- **Exercise task**:
Each line that holds the word "Chester" is to be identified and copied.

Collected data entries
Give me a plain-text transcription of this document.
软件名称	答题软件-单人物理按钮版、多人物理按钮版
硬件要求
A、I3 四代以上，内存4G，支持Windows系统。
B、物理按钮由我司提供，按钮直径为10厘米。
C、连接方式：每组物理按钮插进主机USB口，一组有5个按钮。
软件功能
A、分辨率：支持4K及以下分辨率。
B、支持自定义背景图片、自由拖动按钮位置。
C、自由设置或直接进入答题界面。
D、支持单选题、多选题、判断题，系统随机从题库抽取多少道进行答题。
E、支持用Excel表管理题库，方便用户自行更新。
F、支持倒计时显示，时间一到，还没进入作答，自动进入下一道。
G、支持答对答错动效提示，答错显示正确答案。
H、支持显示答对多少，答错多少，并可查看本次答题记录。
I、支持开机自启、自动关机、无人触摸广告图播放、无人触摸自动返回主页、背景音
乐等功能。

==

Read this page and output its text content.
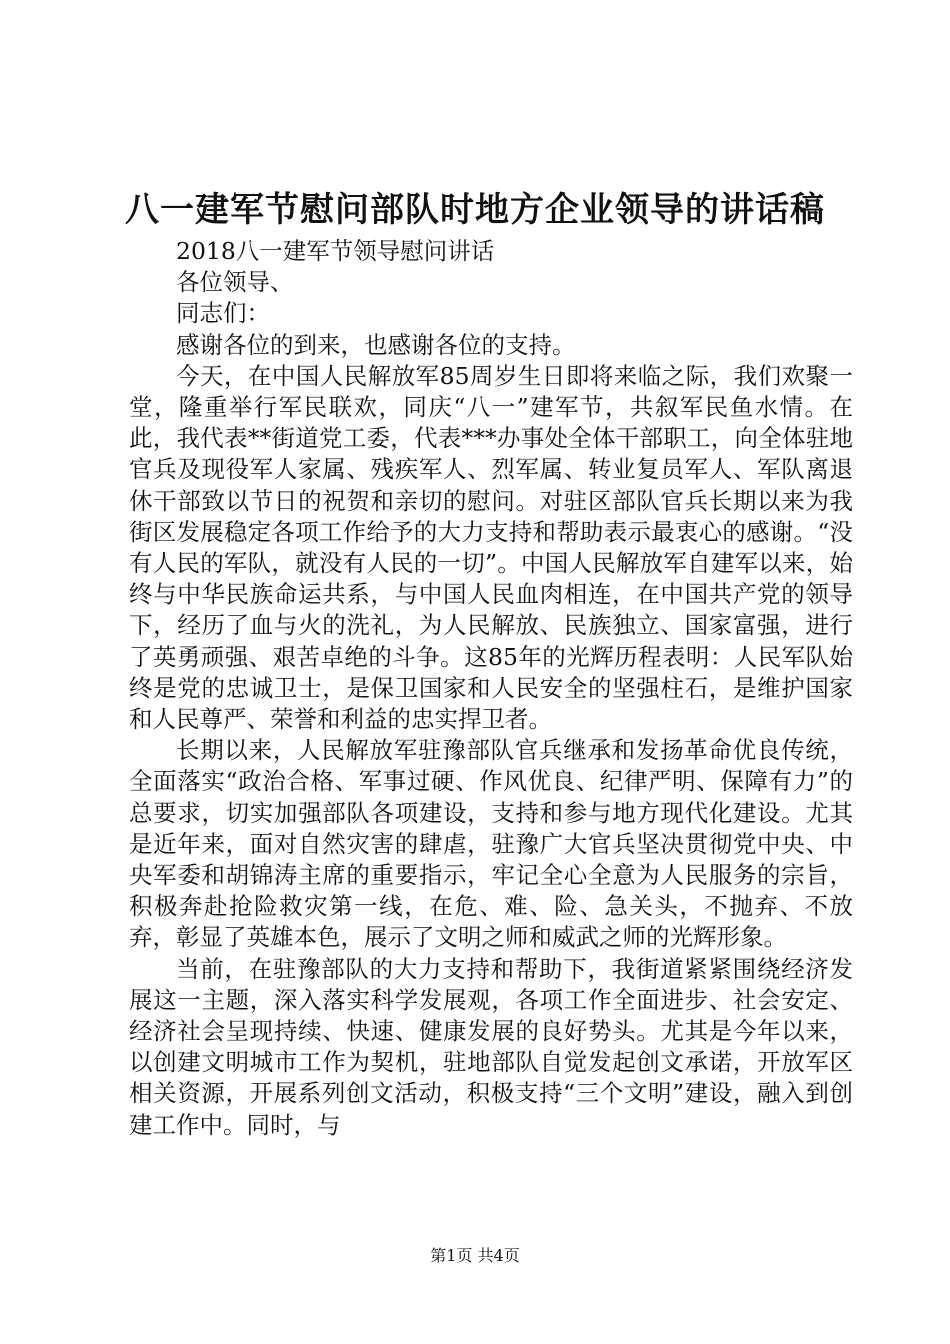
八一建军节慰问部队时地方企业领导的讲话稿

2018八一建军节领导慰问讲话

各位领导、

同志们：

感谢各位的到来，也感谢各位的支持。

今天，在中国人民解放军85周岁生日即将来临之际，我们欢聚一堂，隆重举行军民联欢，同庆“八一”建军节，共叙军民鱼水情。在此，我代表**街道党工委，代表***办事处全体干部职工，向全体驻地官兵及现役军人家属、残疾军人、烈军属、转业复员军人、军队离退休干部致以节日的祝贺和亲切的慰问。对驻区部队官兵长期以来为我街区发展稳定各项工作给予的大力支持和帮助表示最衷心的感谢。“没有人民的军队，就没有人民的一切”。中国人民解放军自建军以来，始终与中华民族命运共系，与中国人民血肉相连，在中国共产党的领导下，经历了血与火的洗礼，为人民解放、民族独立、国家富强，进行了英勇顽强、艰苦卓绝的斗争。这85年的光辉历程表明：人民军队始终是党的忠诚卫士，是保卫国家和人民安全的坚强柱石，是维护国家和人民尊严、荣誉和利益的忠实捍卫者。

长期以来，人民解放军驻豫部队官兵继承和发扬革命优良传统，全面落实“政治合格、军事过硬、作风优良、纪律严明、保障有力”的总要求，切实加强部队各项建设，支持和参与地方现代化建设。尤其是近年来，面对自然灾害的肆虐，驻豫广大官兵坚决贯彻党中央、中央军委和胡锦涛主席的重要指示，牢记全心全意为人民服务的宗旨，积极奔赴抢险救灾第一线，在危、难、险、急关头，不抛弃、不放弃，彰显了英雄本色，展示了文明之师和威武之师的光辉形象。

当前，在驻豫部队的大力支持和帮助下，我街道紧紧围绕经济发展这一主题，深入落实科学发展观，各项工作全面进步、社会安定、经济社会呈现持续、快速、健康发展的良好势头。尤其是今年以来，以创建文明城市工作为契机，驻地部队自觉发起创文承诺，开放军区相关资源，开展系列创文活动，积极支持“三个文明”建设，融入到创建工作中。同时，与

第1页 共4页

--

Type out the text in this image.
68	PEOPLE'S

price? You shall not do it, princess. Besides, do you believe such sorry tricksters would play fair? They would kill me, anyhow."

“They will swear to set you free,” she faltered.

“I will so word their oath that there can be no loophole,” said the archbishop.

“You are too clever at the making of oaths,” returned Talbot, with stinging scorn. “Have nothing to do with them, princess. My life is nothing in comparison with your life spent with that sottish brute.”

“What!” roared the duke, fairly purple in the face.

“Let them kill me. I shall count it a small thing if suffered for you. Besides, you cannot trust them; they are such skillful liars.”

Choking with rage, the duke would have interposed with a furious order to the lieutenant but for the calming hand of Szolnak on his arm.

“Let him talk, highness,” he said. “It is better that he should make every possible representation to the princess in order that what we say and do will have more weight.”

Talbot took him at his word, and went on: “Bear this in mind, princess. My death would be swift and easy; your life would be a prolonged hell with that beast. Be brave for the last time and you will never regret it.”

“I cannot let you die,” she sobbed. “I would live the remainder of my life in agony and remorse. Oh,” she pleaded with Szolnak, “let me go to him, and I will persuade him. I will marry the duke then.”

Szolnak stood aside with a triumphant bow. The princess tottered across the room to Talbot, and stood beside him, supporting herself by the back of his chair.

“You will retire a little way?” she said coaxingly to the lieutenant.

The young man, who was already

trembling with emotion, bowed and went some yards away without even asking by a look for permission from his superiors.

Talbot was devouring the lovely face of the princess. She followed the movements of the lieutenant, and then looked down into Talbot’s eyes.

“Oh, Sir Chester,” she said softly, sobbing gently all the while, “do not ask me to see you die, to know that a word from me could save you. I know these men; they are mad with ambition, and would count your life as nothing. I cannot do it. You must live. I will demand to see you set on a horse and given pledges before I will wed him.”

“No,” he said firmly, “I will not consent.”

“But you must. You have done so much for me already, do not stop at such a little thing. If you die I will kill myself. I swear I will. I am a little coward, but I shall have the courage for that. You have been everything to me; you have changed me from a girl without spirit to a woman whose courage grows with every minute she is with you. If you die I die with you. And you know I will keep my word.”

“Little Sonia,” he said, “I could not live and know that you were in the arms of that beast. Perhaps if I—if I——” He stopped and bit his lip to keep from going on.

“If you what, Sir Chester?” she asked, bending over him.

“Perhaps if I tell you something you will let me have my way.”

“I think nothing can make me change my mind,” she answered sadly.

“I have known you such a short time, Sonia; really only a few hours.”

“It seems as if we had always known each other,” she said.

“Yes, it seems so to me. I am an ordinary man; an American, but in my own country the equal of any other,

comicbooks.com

- **Finished exercise**:
“Oh, Sir Chester,” she said softly, sobbing gently all the while, “do not ask me to see you die, to know that a word from me could save you. I know these men; they are mad with ambition, and would count your life as nothing. I cannot do it. You must live. I will demand to see you set on a horse and given pledges before I will wed him.”
“If you what, Sir Chester?” she asked, bending over him.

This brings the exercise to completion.